(EXTRACTED DATA)
------------------------------------------------
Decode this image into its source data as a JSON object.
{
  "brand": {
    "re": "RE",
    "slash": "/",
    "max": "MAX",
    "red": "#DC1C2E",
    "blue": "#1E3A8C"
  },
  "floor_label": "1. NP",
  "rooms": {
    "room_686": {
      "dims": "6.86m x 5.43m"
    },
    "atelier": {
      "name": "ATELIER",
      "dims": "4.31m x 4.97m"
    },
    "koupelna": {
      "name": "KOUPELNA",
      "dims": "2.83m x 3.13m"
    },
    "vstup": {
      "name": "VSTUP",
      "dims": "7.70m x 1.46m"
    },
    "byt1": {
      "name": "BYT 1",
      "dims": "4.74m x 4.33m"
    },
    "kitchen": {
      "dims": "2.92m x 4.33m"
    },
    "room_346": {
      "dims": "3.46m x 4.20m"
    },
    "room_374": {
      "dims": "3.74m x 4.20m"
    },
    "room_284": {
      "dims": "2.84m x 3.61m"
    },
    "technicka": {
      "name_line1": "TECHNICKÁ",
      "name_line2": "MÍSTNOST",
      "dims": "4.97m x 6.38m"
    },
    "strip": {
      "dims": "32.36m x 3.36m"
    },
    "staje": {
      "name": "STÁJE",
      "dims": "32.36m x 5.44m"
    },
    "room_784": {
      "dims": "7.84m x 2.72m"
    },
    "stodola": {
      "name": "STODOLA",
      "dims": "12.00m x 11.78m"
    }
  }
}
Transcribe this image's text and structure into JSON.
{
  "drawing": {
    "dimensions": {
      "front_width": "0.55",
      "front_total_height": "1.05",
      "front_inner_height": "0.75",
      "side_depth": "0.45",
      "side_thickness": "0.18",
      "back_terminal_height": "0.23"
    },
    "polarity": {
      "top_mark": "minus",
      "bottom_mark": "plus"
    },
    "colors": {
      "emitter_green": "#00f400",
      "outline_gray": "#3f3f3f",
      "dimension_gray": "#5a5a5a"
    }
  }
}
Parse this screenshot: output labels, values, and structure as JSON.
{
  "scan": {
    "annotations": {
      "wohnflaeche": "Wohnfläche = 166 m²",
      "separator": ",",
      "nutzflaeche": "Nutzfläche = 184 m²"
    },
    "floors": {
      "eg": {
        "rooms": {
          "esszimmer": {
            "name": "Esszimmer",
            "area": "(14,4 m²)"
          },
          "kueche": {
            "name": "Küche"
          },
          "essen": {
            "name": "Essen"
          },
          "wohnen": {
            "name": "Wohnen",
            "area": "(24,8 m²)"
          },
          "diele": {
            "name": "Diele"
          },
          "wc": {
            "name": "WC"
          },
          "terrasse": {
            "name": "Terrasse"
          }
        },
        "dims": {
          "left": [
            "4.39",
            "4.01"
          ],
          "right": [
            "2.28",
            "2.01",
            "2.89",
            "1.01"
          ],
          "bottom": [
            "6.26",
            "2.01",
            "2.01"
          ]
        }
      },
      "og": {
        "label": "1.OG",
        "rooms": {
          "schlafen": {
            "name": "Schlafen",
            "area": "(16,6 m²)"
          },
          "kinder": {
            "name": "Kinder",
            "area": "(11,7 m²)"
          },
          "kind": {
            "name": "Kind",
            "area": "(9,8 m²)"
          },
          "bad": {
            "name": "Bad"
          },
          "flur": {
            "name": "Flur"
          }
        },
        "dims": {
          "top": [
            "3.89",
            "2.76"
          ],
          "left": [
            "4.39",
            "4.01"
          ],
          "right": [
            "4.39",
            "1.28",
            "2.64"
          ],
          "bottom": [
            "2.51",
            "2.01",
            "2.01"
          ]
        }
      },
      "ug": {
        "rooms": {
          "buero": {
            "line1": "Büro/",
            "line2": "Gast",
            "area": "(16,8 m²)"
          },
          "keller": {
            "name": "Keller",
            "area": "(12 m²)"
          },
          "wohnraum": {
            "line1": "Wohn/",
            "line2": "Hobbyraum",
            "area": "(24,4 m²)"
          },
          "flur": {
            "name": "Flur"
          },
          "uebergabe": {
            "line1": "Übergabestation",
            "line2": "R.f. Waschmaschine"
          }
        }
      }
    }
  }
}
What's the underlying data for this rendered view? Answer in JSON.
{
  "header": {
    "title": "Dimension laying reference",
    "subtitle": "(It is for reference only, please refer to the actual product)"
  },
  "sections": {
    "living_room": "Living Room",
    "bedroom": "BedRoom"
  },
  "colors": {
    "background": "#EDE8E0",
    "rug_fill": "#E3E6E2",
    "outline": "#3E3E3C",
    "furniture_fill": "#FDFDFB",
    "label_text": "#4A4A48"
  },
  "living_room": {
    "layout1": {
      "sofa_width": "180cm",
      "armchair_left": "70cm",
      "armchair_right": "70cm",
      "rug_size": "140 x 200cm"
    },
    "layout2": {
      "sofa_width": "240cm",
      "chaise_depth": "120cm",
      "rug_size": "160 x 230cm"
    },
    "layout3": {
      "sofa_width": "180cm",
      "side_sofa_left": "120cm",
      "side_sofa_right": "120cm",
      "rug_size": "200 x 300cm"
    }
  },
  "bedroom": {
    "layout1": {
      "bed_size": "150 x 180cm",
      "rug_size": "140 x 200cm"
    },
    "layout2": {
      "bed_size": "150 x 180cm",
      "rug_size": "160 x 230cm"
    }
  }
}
------------------------------------------------
(WHAT YOU WILL DO) Every record above needs to be repeated word for word.

(OUTPUT OF THE TASK)
Decode this image into its source data as a JSON object.
{
  "brand": {
    "re": "RE",
    "slash": "/",
    "max": "MAX",
    "red": "#DC1C2E",
    "blue": "#1E3A8C"
  },
  "floor_label": "1. NP",
  "rooms": {
    "room_686": {
      "dims": "6.86m x 5.43m"
    },
    "atelier": {
      "name": "ATELIER",
      "dims": "4.31m x 4.97m"
    },
    "koupelna": {
      "name": "KOUPELNA",
      "dims": "2.83m x 3.13m"
    },
    "vstup": {
      "name": "VSTUP",
      "dims": "7.70m x 1.46m"
    },
    "byt1": {
      "name": "BYT 1",
      "dims": "4.74m x 4.33m"
    },
    "kitchen": {
      "dims": "2.92m x 4.33m"
    },
    "room_346": {
      "dims": "3.46m x 4.20m"
    },
    "room_374": {
      "dims": "3.74m x 4.20m"
    },
    "room_284": {
      "dims": "2.84m x 3.61m"
    },
    "technicka": {
      "name_line1": "TECHNICKÁ",
      "name_line2": "MÍSTNOST",
      "dims": "4.97m x 6.38m"
    },
    "strip": {
      "dims": "32.36m x 3.36m"
    },
    "staje": {
      "name": "STÁJE",
      "dims": "32.36m x 5.44m"
    },
    "room_784": {
      "dims": "7.84m x 2.72m"
    },
    "stodola": {
      "name": "STODOLA",
      "dims": "12.00m x 11.78m"
    }
  }
}
Transcribe this image's text and structure into JSON.
{
  "drawing": {
    "dimensions": {
      "front_width": "0.55",
      "front_total_height": "1.05",
      "front_inner_height": "0.75",
      "side_depth": "0.45",
      "side_thickness": "0.18",
      "back_terminal_height": "0.23"
    },
    "polarity": {
      "top_mark": "minus",
      "bottom_mark": "plus"
    },
    "colors": {
      "emitter_green": "#00f400",
      "outline_gray": "#3f3f3f",
      "dimension_gray": "#5a5a5a"
    }
  }
}
Parse this screenshot: output labels, values, and structure as JSON.
{
  "scan": {
    "annotations": {
      "wohnflaeche": "Wohnfläche = 166 m²",
      "separator": ",",
      "nutzflaeche": "Nutzfläche = 184 m²"
    },
    "floors": {
      "eg": {
        "rooms": {
          "esszimmer": {
            "name": "Esszimmer",
            "area": "(14,4 m²)"
          },
          "kueche": {
            "name": "Küche"
          },
          "essen": {
            "name": "Essen"
          },
          "wohnen": {
            "name": "Wohnen",
            "area": "(24,8 m²)"
          },
          "diele": {
            "name": "Diele"
          },
          "wc": {
            "name": "WC"
          },
          "terrasse": {
            "name": "Terrasse"
          }
        },
        "dims": {
          "left": [
            "4.39",
            "4.01"
          ],
          "right": [
            "2.28",
            "2.01",
            "2.89",
            "1.01"
          ],
          "bottom": [
            "6.26",
            "2.01",
            "2.01"
          ]
        }
      },
      "og": {
        "label": "1.OG",
        "rooms": {
          "schlafen": {
            "name": "Schlafen",
            "area": "(16,6 m²)"
          },
          "kinder": {
            "name": "Kinder",
            "area": "(11,7 m²)"
          },
          "kind": {
            "name": "Kind",
            "area": "(9,8 m²)"
          },
          "bad": {
            "name": "Bad"
          },
          "flur": {
            "name": "Flur"
          }
        },
        "dims": {
          "top": [
            "3.89",
            "2.76"
          ],
          "left": [
            "4.39",
            "4.01"
          ],
          "right": [
            "4.39",
            "1.28",
            "2.64"
          ],
          "bottom": [
            "2.51",
            "2.01",
            "2.01"
          ]
        }
      },
      "ug": {
        "rooms": {
          "buero": {
            "line1": "Büro/",
            "line2": "Gast",
            "area": "(16,8 m²)"
          },
          "keller": {
            "name": "Keller",
            "area": "(12 m²)"
          },
          "wohnraum": {
            "line1": "Wohn/",
            "line2": "Hobbyraum",
            "area": "(24,4 m²)"
          },
          "flur": {
            "name": "Flur"
          },
          "uebergabe": {
            "line1": "Übergabestation",
            "line2": "R.f. Waschmaschine"
          }
        }
      }
    }
  }
}
What's the underlying data for this rendered view? Answer in JSON.
{
  "header": {
    "title": "Dimension laying reference",
    "subtitle": "(It is for reference only, please refer to the actual product)"
  },
  "sections": {
    "living_room": "Living Room",
    "bedroom": "BedRoom"
  },
  "colors": {
    "background": "#EDE8E0",
    "rug_fill": "#E3E6E2",
    "outline": "#3E3E3C",
    "furniture_fill": "#FDFDFB",
    "label_text": "#4A4A48"
  },
  "living_room": {
    "layout1": {
      "sofa_width": "180cm",
      "armchair_left": "70cm",
      "armchair_right": "70cm",
      "rug_size": "140 x 200cm"
    },
    "layout2": {
      "sofa_width": "240cm",
      "chaise_depth": "120cm",
      "rug_size": "160 x 230cm"
    },
    "layout3": {
      "sofa_width": "180cm",
      "side_sofa_left": "120cm",
      "side_sofa_right": "120cm",
      "rug_size": "200 x 300cm"
    }
  },
  "bedroom": {
    "layout1": {
      "bed_size": "150 x 180cm",
      "rug_size": "140 x 200cm"
    },
    "layout2": {
      "bed_size": "150 x 180cm",
      "rug_size": "160 x 230cm"
    }
  }
}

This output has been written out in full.